### Page excerpt
::::

Mark Hazzard MERC #3 - Video Review by 80s Comics
About this Video
Created in 2020, this 80s Comics video review features high definition footage of Mark Hazzard MERC #3 from Marvel Comics, published in 1987. Includes review commentary discussing the artwork, writing, and overall bad-ass nature of Mark Hazzard MERC. Video footage shows illustration work, page layouts, cover, advertisements, and paper quality, all in good lighting.
Video Transcription
Welcome back to 80s Comics, where I'm going to take you on a trip with me back to 1987. It's Marvel's New Universe! Don't stop the video, though, because this is Mark Hazzard MERC. Issue number three, possibly the best comic book series in the New Universe. Look at that, he's chain smoking on the cover. And that's just the beginning of what makes it good. Let's check it out.
Mark Hazzard MERC.
His name is Mark, and it's on fire! Has to be good. And it is.
Welcome back to 80s Comics as we take a break from the whimsical, Silver Hawks and Thundercats and kick it violent mass murder mayhem style with Mark Hazzard MERC, issue number three, Philadelphia Freedom from January 1987. This is how Mark Hazzard enjoys his spare time, assembling machine guns, machine guns, machine gum is a very different thing, machine guns, while the police harass him after he killed a bunch of people at his kid's little league game in the previous issue. None of them, and just the bad guy sent to assassinate him, Mark Hazzard. He's not a very nice guy, and that's why we like him. In fact, we learn a lot about his character in this issue. I love the gritty art style. I want to point this out. The art style is very cool. Alan Kupperberg does the storytelling, Jack Fury does the finishing.

::::

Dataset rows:
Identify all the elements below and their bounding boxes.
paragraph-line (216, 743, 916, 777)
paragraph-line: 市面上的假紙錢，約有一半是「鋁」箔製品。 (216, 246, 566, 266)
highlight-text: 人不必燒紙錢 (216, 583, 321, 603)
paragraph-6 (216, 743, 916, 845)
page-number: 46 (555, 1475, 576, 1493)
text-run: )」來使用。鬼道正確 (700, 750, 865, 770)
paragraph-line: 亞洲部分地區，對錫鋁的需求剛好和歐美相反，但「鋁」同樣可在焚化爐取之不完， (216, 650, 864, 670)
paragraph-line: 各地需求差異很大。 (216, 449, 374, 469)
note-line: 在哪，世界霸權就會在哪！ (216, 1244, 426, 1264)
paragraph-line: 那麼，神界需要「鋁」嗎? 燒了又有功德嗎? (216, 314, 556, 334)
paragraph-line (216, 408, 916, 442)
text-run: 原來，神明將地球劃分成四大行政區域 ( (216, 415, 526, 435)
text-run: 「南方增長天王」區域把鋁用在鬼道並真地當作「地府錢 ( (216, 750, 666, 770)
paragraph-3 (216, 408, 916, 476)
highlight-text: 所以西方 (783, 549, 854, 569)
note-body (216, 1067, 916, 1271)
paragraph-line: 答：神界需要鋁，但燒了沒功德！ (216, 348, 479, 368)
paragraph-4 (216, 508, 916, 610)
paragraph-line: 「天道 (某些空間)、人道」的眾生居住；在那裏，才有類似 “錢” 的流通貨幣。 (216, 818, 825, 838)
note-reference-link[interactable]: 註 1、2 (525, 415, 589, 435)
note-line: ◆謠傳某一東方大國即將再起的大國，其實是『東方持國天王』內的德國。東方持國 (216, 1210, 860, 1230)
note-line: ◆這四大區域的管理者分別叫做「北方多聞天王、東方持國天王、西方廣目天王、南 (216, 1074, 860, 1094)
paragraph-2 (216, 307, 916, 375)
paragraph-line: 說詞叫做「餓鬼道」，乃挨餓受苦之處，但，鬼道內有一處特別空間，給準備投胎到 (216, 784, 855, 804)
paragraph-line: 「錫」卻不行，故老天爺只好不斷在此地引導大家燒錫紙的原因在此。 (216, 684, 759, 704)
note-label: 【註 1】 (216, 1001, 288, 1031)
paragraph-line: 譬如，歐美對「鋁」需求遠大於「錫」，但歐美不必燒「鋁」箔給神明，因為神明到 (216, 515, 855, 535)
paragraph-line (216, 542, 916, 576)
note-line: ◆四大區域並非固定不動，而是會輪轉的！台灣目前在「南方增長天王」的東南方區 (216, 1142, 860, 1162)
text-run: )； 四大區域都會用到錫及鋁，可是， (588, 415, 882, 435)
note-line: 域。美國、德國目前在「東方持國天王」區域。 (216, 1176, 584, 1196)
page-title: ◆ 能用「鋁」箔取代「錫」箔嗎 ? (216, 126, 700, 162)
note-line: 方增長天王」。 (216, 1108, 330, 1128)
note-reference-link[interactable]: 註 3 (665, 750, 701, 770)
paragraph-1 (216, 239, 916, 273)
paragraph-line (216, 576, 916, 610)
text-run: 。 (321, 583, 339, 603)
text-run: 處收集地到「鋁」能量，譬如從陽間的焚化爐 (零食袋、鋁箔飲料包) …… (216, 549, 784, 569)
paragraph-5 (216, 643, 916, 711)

::::

### Written problem 1
In the Mark Hazzard MERC video review, who does the finishing on the issue's art?
### Written problem 2
Pick up the Mark Hazzard MERC video review transcript after its last sentence and keep it going.

### Reply 1
Jack Fury does the finishing.

### Reply 2
This whole issue reads, in fact, the whole series reads like a 1980s action TV drama. Which is a good thing. Hey, there's a Laser Tag ad. And Mark Hazard is hired to serve as a bodyguard for this Israeli politician in the Israeli Day Parade in Philadelphia. He's a bodyguard. And uh apparently, he's got a history with this guy here, another secret service kind of guy.
He strung them up by a flagpole when they were in the academy together. They don't get along. So eventually this guy turns on them. You'll see. Look at these walkie-talkies or those phones. They're great. Whatever they are.
And he's chain smoking throughout the entire issue. It's the eighties after all. Cigarettes are good for you in the eighties. They increase his sense of awareness so that he can spot the rocket launcher in that guy's camera before it shoots the limousine and blows everyone up. He saves the politician.
Mark shoots a bunch of people, but then his friend, who's a giant coward, kicks the Uzi out of his hand because he might hurt civilians. Pretty sure Mark Hazzard wouldn't care if he did. Throws him in jail, and then that's when things get funny. One thing leads to another, and after smashing a building and killing some people with a wrecking ball and then shooting the rest of the survivors, Mark Hazzard does save the politician, but this is where the issue gets really good because, unlike Frank Castle in The Punisher, we don't feel like Mark Hazzard has any real superhero kind of advantage.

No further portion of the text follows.